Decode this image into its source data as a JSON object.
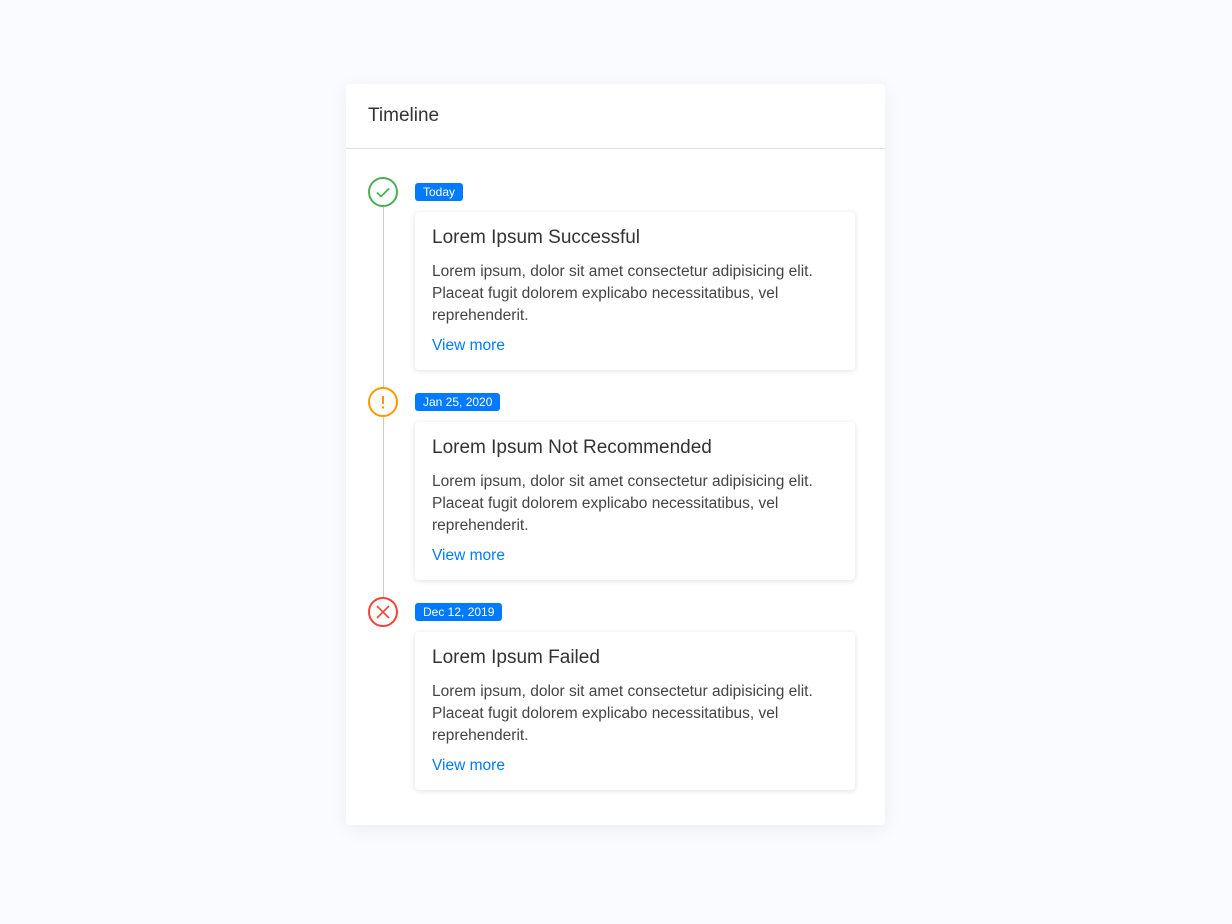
{
  "title": "Timeline",
  "colors": {
    "success": "#4caf50",
    "warning": "#ff9800",
    "danger": "#f44336",
    "accent": "#007bff"
  },
  "items": [
    {
      "date": "Today",
      "status_icon": "check-icon",
      "title": "Lorem Ipsum Successful",
      "text": "Lorem ipsum, dolor sit amet consectetur adipisicing elit. Placeat fugit dolorem explicabo necessitatibus, vel reprehenderit.",
      "link": "View more"
    },
    {
      "date": "Jan 25, 2020",
      "status_icon": "exclamation-icon",
      "title": "Lorem Ipsum Not Recommended",
      "text": "Lorem ipsum, dolor sit amet consectetur adipisicing elit. Placeat fugit dolorem explicabo necessitatibus, vel reprehenderit.",
      "link": "View more"
    },
    {
      "date": "Dec 12, 2019",
      "status_icon": "x-icon",
      "title": "Lorem Ipsum Failed",
      "text": "Lorem ipsum, dolor sit amet consectetur adipisicing elit. Placeat fugit dolorem explicabo necessitatibus, vel reprehenderit.",
      "link": "View more"
    }
  ]
}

_____

### Exercise task
Write out the full listing verbatim, excluding its pictures.

### Task response
Decode this image into its source data as a JSON object.
{
  "title": "Timeline",
  "colors": {
    "success": "#4caf50",
    "warning": "#ff9800",
    "danger": "#f44336",
    "accent": "#007bff"
  },
  "items": [
    {
      "date": "Today",
      "status_icon": "check-icon",
      "title": "Lorem Ipsum Successful",
      "text": "Lorem ipsum, dolor sit amet consectetur adipisicing elit. Placeat fugit dolorem explicabo necessitatibus, vel reprehenderit.",
      "link": "View more"
    },
    {
      "date": "Jan 25, 2020",
      "status_icon": "exclamation-icon",
      "title": "Lorem Ipsum Not Recommended",
      "text": "Lorem ipsum, dolor sit amet consectetur adipisicing elit. Placeat fugit dolorem explicabo necessitatibus, vel reprehenderit.",
      "link": "View more"
    },
    {
      "date": "Dec 12, 2019",
      "status_icon": "x-icon",
      "title": "Lorem Ipsum Failed",
      "text": "Lorem ipsum, dolor sit amet consectetur adipisicing elit. Placeat fugit dolorem explicabo necessitatibus, vel reprehenderit.",
      "link": "View more"
    }
  ]
}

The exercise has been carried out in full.